== DATASET CONTENT ==
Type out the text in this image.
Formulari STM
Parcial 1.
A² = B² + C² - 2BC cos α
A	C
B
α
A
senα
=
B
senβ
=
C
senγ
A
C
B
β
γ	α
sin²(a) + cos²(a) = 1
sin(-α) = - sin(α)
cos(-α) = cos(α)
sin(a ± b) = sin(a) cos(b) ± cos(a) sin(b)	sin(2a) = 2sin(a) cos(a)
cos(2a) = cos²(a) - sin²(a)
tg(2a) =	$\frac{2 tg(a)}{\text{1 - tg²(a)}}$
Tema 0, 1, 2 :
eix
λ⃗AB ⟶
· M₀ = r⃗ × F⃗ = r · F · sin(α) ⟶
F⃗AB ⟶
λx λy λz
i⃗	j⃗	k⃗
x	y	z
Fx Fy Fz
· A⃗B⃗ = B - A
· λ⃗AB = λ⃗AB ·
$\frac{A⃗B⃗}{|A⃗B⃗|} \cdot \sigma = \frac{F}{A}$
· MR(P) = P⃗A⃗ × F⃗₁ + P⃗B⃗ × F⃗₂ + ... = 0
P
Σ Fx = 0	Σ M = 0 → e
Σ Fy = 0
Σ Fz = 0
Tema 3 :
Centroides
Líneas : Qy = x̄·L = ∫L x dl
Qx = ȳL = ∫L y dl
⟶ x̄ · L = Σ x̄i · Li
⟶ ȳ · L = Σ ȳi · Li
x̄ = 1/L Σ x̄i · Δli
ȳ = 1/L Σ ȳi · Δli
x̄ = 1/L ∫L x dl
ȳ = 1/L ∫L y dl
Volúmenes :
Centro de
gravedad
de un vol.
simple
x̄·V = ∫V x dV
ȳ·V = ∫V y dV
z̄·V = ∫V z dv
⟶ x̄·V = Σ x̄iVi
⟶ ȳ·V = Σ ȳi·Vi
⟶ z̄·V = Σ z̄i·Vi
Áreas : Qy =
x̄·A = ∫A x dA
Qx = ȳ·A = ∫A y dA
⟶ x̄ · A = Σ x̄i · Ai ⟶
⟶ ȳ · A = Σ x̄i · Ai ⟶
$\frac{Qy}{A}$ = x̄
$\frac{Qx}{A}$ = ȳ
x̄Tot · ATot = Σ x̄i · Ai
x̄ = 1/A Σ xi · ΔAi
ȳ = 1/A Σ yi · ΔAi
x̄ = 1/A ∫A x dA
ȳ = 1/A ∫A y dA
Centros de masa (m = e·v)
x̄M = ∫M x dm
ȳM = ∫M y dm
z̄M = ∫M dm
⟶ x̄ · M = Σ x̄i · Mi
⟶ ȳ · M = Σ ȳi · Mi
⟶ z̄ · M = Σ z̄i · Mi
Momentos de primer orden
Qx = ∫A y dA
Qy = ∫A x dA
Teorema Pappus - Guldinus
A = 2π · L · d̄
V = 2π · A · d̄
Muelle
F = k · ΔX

* * *

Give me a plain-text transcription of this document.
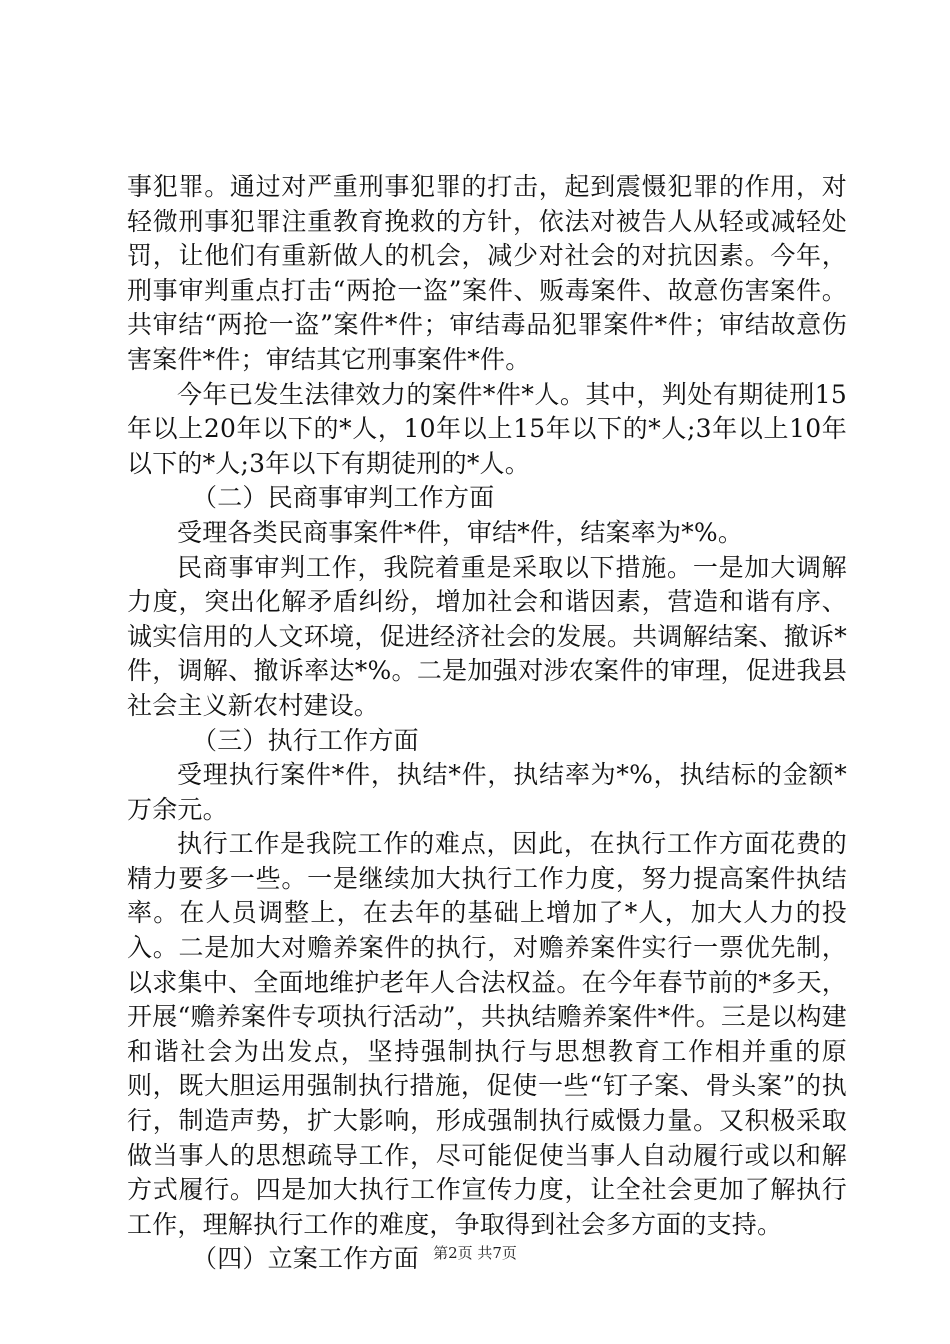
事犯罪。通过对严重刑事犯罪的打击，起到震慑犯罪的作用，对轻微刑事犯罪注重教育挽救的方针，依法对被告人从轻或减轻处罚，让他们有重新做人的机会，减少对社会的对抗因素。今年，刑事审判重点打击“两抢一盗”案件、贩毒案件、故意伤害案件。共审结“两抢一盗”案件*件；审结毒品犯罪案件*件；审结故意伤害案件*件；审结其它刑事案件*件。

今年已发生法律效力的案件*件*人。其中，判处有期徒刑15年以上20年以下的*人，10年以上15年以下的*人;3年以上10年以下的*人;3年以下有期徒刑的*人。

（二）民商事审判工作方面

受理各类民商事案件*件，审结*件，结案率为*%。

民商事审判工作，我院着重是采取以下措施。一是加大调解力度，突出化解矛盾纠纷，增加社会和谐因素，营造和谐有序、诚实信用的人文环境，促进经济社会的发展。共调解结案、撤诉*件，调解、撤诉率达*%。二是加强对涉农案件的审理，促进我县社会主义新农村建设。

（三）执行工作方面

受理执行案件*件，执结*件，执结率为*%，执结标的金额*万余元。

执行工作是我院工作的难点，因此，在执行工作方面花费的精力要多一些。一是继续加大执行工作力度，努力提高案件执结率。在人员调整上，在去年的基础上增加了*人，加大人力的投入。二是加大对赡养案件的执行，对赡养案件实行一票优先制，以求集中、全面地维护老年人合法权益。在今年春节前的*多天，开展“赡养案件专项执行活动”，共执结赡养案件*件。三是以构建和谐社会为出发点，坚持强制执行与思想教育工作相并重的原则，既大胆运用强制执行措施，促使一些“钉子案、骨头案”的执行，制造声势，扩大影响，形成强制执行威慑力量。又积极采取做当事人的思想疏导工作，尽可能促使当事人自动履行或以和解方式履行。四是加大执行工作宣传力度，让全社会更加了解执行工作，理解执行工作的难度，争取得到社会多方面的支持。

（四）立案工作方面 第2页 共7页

==

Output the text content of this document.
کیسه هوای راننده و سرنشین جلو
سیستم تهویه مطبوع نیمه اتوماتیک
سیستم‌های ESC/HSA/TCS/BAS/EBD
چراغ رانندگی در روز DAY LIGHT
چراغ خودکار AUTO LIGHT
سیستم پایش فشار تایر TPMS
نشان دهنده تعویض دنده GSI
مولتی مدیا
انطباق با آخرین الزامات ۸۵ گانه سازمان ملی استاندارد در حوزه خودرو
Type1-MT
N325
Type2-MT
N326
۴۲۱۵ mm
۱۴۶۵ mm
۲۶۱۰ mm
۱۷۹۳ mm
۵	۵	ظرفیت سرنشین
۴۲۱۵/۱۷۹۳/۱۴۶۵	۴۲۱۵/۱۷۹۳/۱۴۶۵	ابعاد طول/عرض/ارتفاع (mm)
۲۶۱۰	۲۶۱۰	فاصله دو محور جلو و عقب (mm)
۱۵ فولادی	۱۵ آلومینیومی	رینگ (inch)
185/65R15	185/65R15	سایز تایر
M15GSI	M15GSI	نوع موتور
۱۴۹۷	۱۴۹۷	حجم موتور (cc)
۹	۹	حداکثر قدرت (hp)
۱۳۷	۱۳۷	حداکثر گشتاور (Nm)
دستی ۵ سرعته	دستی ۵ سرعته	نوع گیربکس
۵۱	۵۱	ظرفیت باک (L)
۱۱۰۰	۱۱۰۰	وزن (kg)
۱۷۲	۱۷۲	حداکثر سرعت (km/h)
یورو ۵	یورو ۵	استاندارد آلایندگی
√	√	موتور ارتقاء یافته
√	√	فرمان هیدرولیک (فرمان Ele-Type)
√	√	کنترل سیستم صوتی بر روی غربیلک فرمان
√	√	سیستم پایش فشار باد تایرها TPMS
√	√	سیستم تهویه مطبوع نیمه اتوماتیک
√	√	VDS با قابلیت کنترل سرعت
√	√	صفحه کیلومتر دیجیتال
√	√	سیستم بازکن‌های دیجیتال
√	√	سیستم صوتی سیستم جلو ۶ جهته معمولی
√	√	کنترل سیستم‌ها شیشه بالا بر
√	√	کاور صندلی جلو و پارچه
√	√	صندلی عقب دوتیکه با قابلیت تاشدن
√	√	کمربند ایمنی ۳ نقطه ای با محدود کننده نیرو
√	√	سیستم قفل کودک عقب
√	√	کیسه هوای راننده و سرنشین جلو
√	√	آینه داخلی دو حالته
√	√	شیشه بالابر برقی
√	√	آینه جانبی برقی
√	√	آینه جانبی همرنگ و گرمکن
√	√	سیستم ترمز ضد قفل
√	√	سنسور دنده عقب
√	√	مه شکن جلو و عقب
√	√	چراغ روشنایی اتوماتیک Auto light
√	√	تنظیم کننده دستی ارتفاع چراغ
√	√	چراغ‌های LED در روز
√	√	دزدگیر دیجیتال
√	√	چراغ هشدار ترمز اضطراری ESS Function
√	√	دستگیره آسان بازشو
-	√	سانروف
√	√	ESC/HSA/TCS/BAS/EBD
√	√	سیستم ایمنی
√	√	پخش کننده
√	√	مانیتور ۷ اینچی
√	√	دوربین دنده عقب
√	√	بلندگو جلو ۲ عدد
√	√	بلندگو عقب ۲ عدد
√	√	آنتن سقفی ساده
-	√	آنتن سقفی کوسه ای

== WRITTEN REQUEST ==
Within the entries above, work out how many lines contain the word "دیجیتال". The number alone is the answer.

== RESULT OF THIS EXERCISE ==
3